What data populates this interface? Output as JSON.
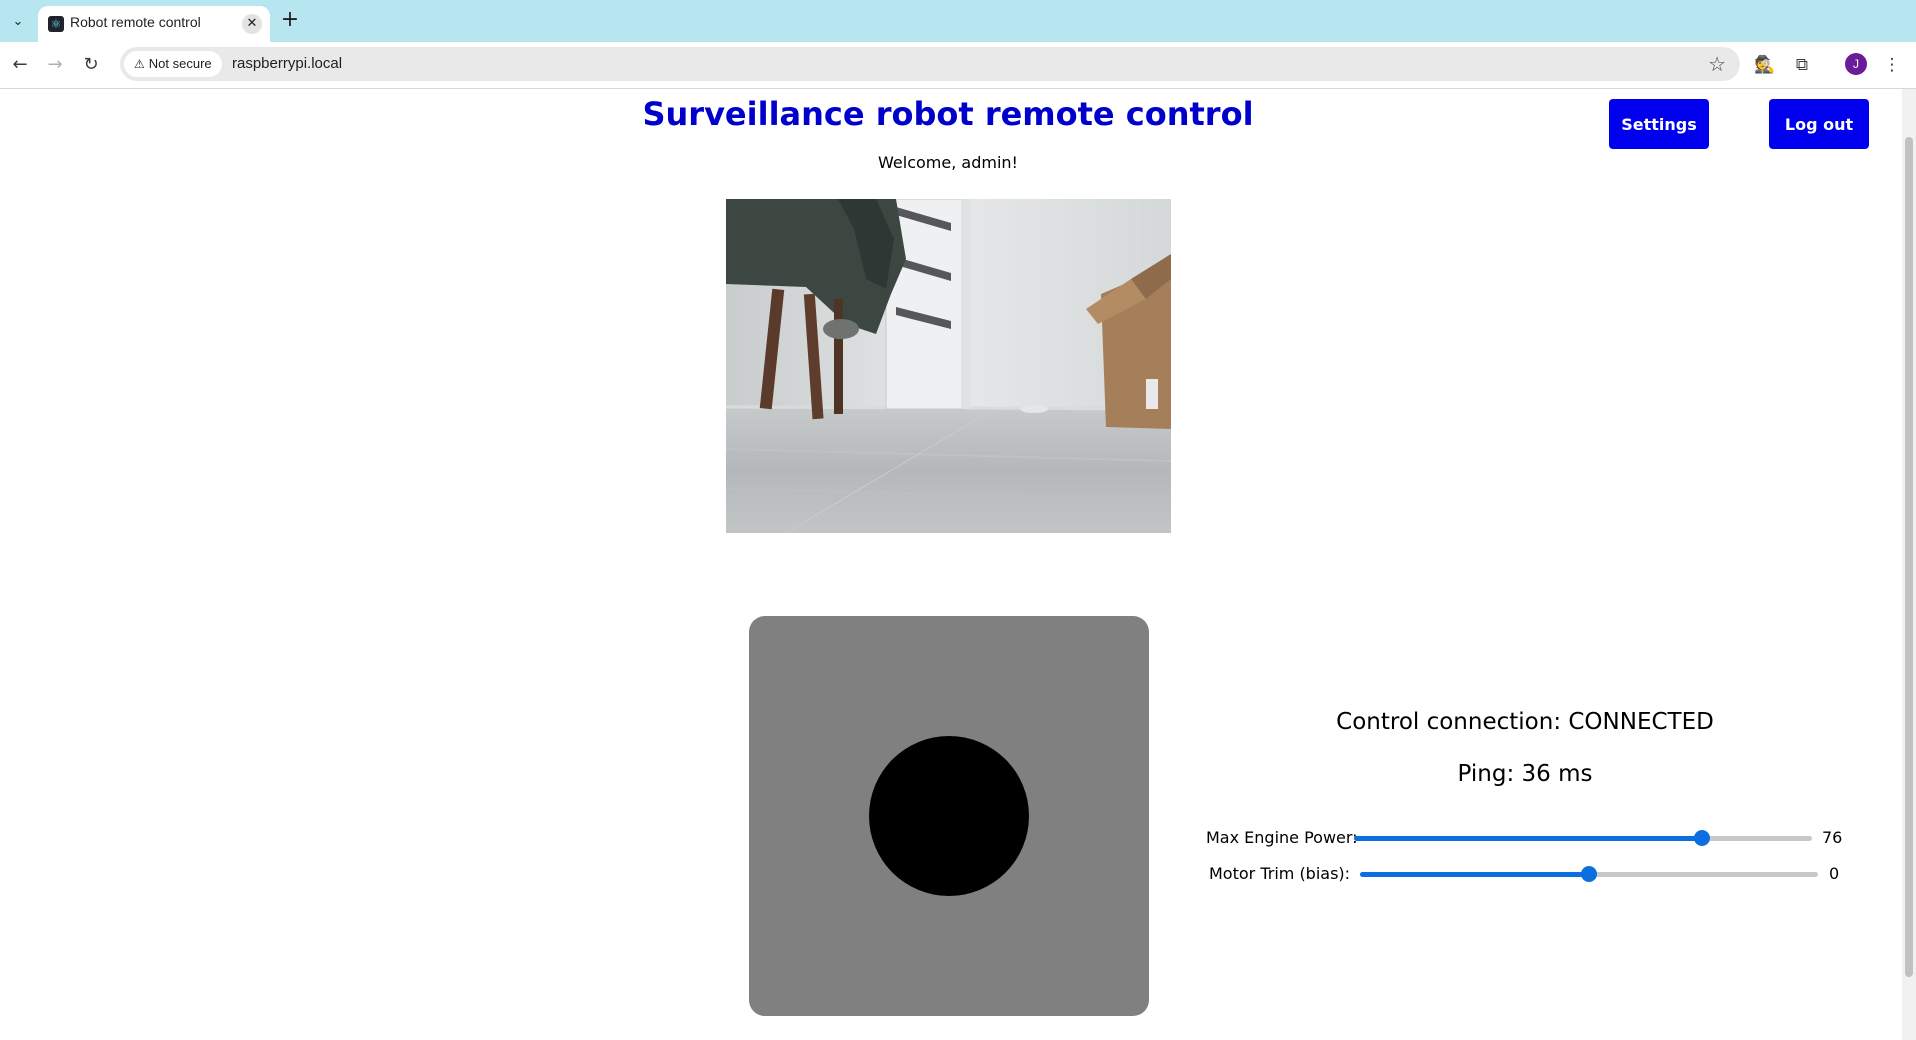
{
  "browser": {
    "tab_title": "Robot remote control",
    "security_label": "Not secure",
    "url": "raspberrypi.local",
    "profile_initial": "J"
  },
  "header": {
    "title": "Surveillance robot remote control",
    "welcome": "Welcome, admin!",
    "settings_label": "Settings",
    "logout_label": "Log out"
  },
  "status": {
    "connection": "Control connection: CONNECTED",
    "ping": "Ping: 36 ms"
  },
  "sliders": {
    "max_power": {
      "label": "Max Engine Power:",
      "value": "76",
      "fraction": 0.76
    },
    "motor_trim": {
      "label": "Motor Trim (bias):",
      "value": "0",
      "fraction": 0.5
    }
  },
  "colors": {
    "title": "#0000cc",
    "button": "#0000ee",
    "slider_accent": "#0b6fe0",
    "joystick_pad": "#808080",
    "joystick_stick": "#000000"
  }
}
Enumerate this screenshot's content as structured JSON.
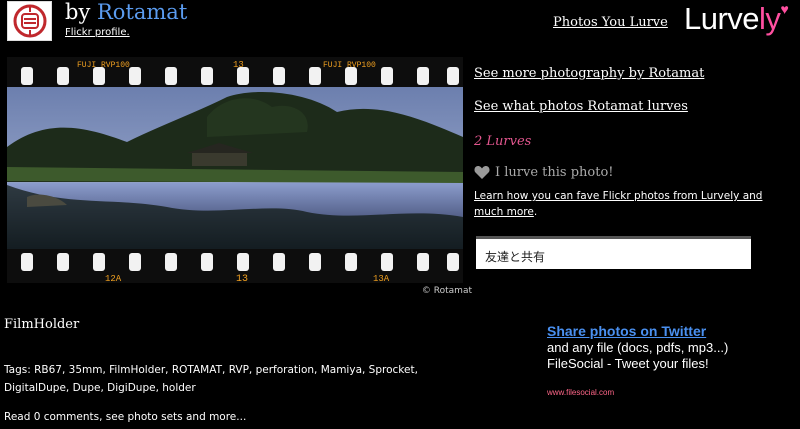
{
  "header": {
    "by_prefix": "by ",
    "owner_name": "Rotamat",
    "flickr_profile_label": "Flickr profile",
    "flickr_profile_suffix": ".",
    "nav_photos_you_lurve": "Photos You Lurve",
    "logo_main": "Lurve",
    "logo_accent": "ly",
    "logo_heart": "♥"
  },
  "photo": {
    "film_marks": {
      "left_top": "FUJI RVP100",
      "center_top": "13",
      "right_top": "FUJI RVP100",
      "left_bottom": "12A",
      "center_bottom": "13",
      "right_bottom": "13A"
    },
    "credit": "© Rotamat"
  },
  "sidebar": {
    "see_more": "See more photography by Rotamat",
    "see_lurves": "See what photos Rotamat lurves",
    "lurve_count": "2 Lurves",
    "lurve_button": "I lurve this photo!",
    "learn_link": "Learn how you can fave Flickr photos from Lurvely and much more",
    "learn_suffix": ".",
    "share_label": "友達と共有"
  },
  "details": {
    "title": "FilmHolder",
    "tags": "Tags: RB67, 35mm, FilmHolder, ROTAMAT, RVP, perforation, Mamiya, Sprocket, DigitalDupe, Dupe, DigiDupe, holder",
    "read_more": "Read 0 comments, see photo sets and more..."
  },
  "ad": {
    "title": "Share photos on Twitter",
    "body": "and any file (docs, pdfs, mp3...) FileSocial - Tweet your files!",
    "url": "www.filesocial.com"
  },
  "colors": {
    "background": "#000000",
    "owner_name": "#5b9cf0",
    "lurve_count": "#e2568e",
    "logo_accent": "#ff4fa0",
    "ad_title": "#4a90f0"
  }
}
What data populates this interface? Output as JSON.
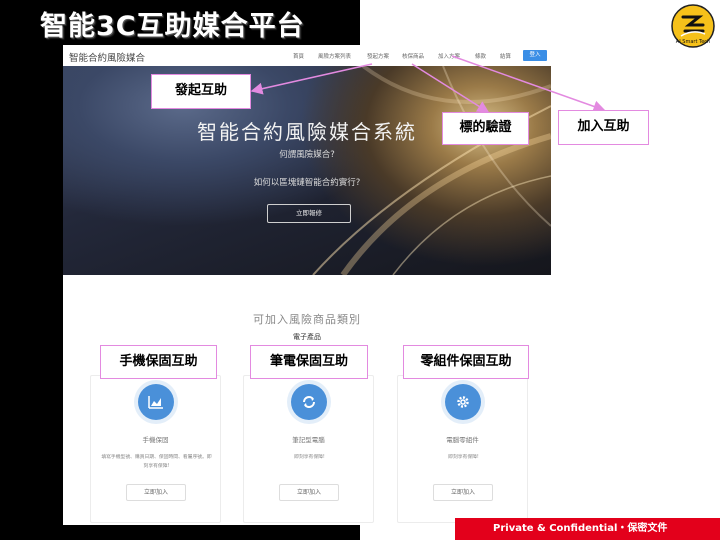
{
  "slide": {
    "title": "智能3C互助媒合平台",
    "footer": "Private & Confidential・保密文件",
    "logo_text": "AI Smart Tech"
  },
  "site": {
    "logo": "智能合約風險媒合",
    "nav": [
      "首頁",
      "風險方案列表",
      "發起方案",
      "核保商品",
      "加入方案",
      "條款",
      "結算"
    ],
    "login": "登入"
  },
  "hero": {
    "title": "智能合約風險媒合系統",
    "question1": "何謂風險媒合?",
    "question2": "如何以區塊鏈智能合約實行?",
    "button": "立即報修"
  },
  "categories": {
    "title": "可加入風險商品類別",
    "subtitle": "電子產品",
    "cards": [
      {
        "icon": "chart-icon",
        "name": "手機保固",
        "desc": "填寫手機型號、購買日期、保固時間、看屬序號。即刻享有保障!",
        "button": "立即加入"
      },
      {
        "icon": "refresh-icon",
        "name": "筆記型電腦",
        "desc": "即刻享有保障!",
        "button": "立即加入"
      },
      {
        "icon": "gear-icon",
        "name": "電腦零組件",
        "desc": "即刻享有保障!",
        "button": "立即加入"
      }
    ]
  },
  "annotations": {
    "initiate": "發起互助",
    "verify": "標的驗證",
    "join": "加入互助",
    "phone": "手機保固互助",
    "laptop": "筆電保固互助",
    "parts": "零組件保固互助"
  },
  "colors": {
    "annotation_border": "#e38ae0",
    "accent_blue": "#4a90d9",
    "footer_red": "#e3001b"
  }
}
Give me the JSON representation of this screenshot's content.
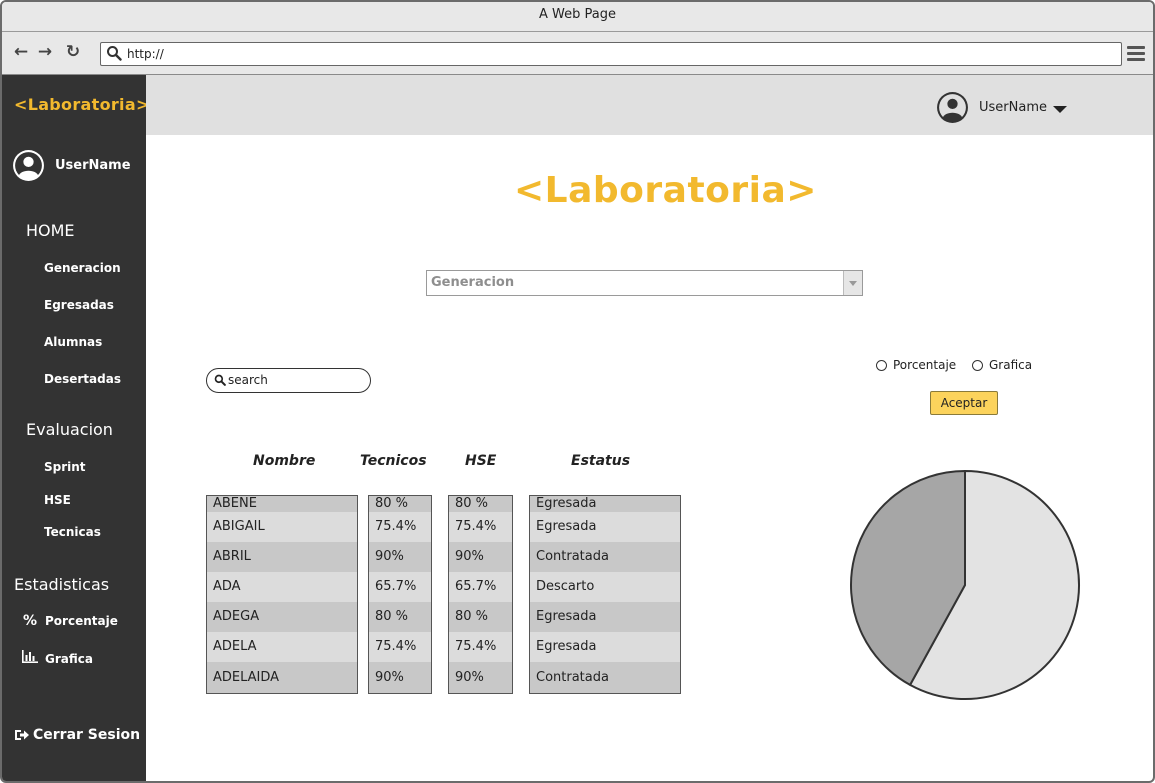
{
  "browser": {
    "title": "A Web Page",
    "url": "http://"
  },
  "sidebar": {
    "logo": "<Laboratoria>",
    "username": "UserName",
    "sections": [
      {
        "heading": "HOME",
        "items": [
          "Generacion",
          "Egresadas",
          "Alumnas",
          "Desertadas"
        ]
      },
      {
        "heading": "Evaluacion",
        "items": [
          "Sprint",
          "HSE",
          "Tecnicas"
        ]
      },
      {
        "heading": "Estadisticas",
        "items": [
          {
            "label": "Porcentaje",
            "icon": "percent-icon"
          },
          {
            "label": "Grafica",
            "icon": "bar-chart-icon"
          }
        ]
      }
    ],
    "logout": "Cerrar Sesion"
  },
  "header": {
    "username": "UserName"
  },
  "main": {
    "logo": "<Laboratoria>",
    "generation_select": "Generacion",
    "search_placeholder": "search",
    "options": [
      "Porcentaje",
      "Grafica"
    ],
    "accept_label": "Aceptar",
    "table": {
      "columns": [
        "Nombre",
        "Tecnicos",
        "HSE",
        "Estatus"
      ],
      "rows": [
        [
          "ABENE",
          "80 %",
          "80 %",
          "Egresada"
        ],
        [
          "ABIGAIL",
          "75.4%",
          "75.4%",
          "Egresada"
        ],
        [
          "ABRIL",
          "90%",
          "90%",
          "Contratada"
        ],
        [
          "ADA",
          "65.7%",
          "65.7%",
          "Descarto"
        ],
        [
          "ADEGA",
          "80 %",
          "80 %",
          "Egresada"
        ],
        [
          "ADELA",
          "75.4%",
          "75.4%",
          "Egresada"
        ],
        [
          "ADELAIDA",
          "90%",
          "90%",
          "Contratada"
        ]
      ]
    }
  },
  "chart_data": {
    "type": "pie",
    "values": [
      58,
      42
    ],
    "colors": [
      "#e3e3e3",
      "#a6a6a6"
    ]
  },
  "colors": {
    "brand": "#f2b92e",
    "sidebar_bg": "#333333",
    "accept_button": "#fcd35c"
  }
}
● ● ● ● ● ● ●
Above are the records; reproduce them exactly and leave out the pictures.

■ ANSWER FOR THIS EXERCISE
What data populates this interface? Output as JSON.
{
  "browser": {
    "tab_title": "Robot remote control",
    "security_label": "Not secure",
    "url": "raspberrypi.local",
    "profile_initial": "J"
  },
  "header": {
    "title": "Surveillance robot remote control",
    "welcome": "Welcome, admin!",
    "settings_label": "Settings",
    "logout_label": "Log out"
  },
  "status": {
    "connection": "Control connection: CONNECTED",
    "ping": "Ping: 36 ms"
  },
  "sliders": {
    "max_power": {
      "label": "Max Engine Power:",
      "value": "76",
      "fraction": 0.76
    },
    "motor_trim": {
      "label": "Motor Trim (bias):",
      "value": "0",
      "fraction": 0.5
    }
  },
  "colors": {
    "title": "#0000cc",
    "button": "#0000ee",
    "slider_accent": "#0b6fe0",
    "joystick_pad": "#808080",
    "joystick_stick": "#000000"
  }
}
Enumerate this screenshot's content as structured JSON.
{
  "header": {
    "by_prefix": "by ",
    "owner_name": "Rotamat",
    "flickr_profile_label": "Flickr profile",
    "flickr_profile_suffix": ".",
    "nav_photos_you_lurve": "Photos You Lurve",
    "logo_main": "Lurve",
    "logo_accent": "ly",
    "logo_heart": "♥"
  },
  "photo": {
    "film_marks": {
      "left_top": "FUJI RVP100",
      "center_top": "13",
      "right_top": "FUJI RVP100",
      "left_bottom": "12A",
      "center_bottom": "13",
      "right_bottom": "13A"
    },
    "credit": "© Rotamat"
  },
  "sidebar": {
    "see_more": "See more photography by Rotamat",
    "see_lurves": "See what photos Rotamat lurves",
    "lurve_count": "2 Lurves",
    "lurve_button": "I lurve this photo!",
    "learn_link": "Learn how you can fave Flickr photos from Lurvely and much more",
    "learn_suffix": ".",
    "share_label": "友達と共有"
  },
  "details": {
    "title": "FilmHolder",
    "tags": "Tags: RB67, 35mm, FilmHolder, ROTAMAT, RVP, perforation, Mamiya, Sprocket, DigitalDupe, Dupe, DigiDupe, holder",
    "read_more": "Read 0 comments, see photo sets and more..."
  },
  "ad": {
    "title": "Share photos on Twitter",
    "body": "and any file (docs, pdfs, mp3...) FileSocial - Tweet your files!",
    "url": "www.filesocial.com"
  },
  "colors": {
    "background": "#000000",
    "owner_name": "#5b9cf0",
    "lurve_count": "#e2568e",
    "logo_accent": "#ff4fa0",
    "ad_title": "#4a90f0"
  }
}
What data populates this interface? Output as JSON.
{
  "slide": {
    "title": "智能3C互助媒合平台",
    "footer": "Private & Confidential・保密文件",
    "logo_text": "AI Smart Tech"
  },
  "site": {
    "logo": "智能合約風險媒合",
    "nav": [
      "首頁",
      "風險方案列表",
      "發起方案",
      "核保商品",
      "加入方案",
      "條款",
      "結算"
    ],
    "login": "登入"
  },
  "hero": {
    "title": "智能合約風險媒合系統",
    "question1": "何謂風險媒合?",
    "question2": "如何以區塊鏈智能合約實行?",
    "button": "立即報修"
  },
  "categories": {
    "title": "可加入風險商品類別",
    "subtitle": "電子產品",
    "cards": [
      {
        "icon": "chart-icon",
        "name": "手機保固",
        "desc": "填寫手機型號、購買日期、保固時間、看屬序號。即刻享有保障!",
        "button": "立即加入"
      },
      {
        "icon": "refresh-icon",
        "name": "筆記型電腦",
        "desc": "即刻享有保障!",
        "button": "立即加入"
      },
      {
        "icon": "gear-icon",
        "name": "電腦零組件",
        "desc": "即刻享有保障!",
        "button": "立即加入"
      }
    ]
  },
  "annotations": {
    "initiate": "發起互助",
    "verify": "標的驗證",
    "join": "加入互助",
    "phone": "手機保固互助",
    "laptop": "筆電保固互助",
    "parts": "零組件保固互助"
  },
  "colors": {
    "annotation_border": "#e38ae0",
    "accent_blue": "#4a90d9",
    "footer_red": "#e3001b"
  }
}
Give me the JSON representation of this screenshot's content.
{
  "browser": {
    "title": "A Web Page",
    "url": "http://"
  },
  "sidebar": {
    "logo": "<Laboratoria>",
    "username": "UserName",
    "sections": [
      {
        "heading": "HOME",
        "items": [
          "Generacion",
          "Egresadas",
          "Alumnas",
          "Desertadas"
        ]
      },
      {
        "heading": "Evaluacion",
        "items": [
          "Sprint",
          "HSE",
          "Tecnicas"
        ]
      },
      {
        "heading": "Estadisticas",
        "items": [
          {
            "label": "Porcentaje",
            "icon": "percent-icon"
          },
          {
            "label": "Grafica",
            "icon": "bar-chart-icon"
          }
        ]
      }
    ],
    "logout": "Cerrar Sesion"
  },
  "header": {
    "username": "UserName"
  },
  "main": {
    "logo": "<Laboratoria>",
    "generation_select": "Generacion",
    "search_placeholder": "search",
    "options": [
      "Porcentaje",
      "Grafica"
    ],
    "accept_label": "Aceptar",
    "table": {
      "columns": [
        "Nombre",
        "Tecnicos",
        "HSE",
        "Estatus"
      ],
      "rows": [
        [
          "ABENE",
          "80 %",
          "80 %",
          "Egresada"
        ],
        [
          "ABIGAIL",
          "75.4%",
          "75.4%",
          "Egresada"
        ],
        [
          "ABRIL",
          "90%",
          "90%",
          "Contratada"
        ],
        [
          "ADA",
          "65.7%",
          "65.7%",
          "Descarto"
        ],
        [
          "ADEGA",
          "80 %",
          "80 %",
          "Egresada"
        ],
        [
          "ADELA",
          "75.4%",
          "75.4%",
          "Egresada"
        ],
        [
          "ADELAIDA",
          "90%",
          "90%",
          "Contratada"
        ]
      ]
    }
  },
  "chart_data": {
    "type": "pie",
    "values": [
      58,
      42
    ],
    "colors": [
      "#e3e3e3",
      "#a6a6a6"
    ]
  },
  "colors": {
    "brand": "#f2b92e",
    "sidebar_bg": "#333333",
    "accept_button": "#fcd35c"
  }
}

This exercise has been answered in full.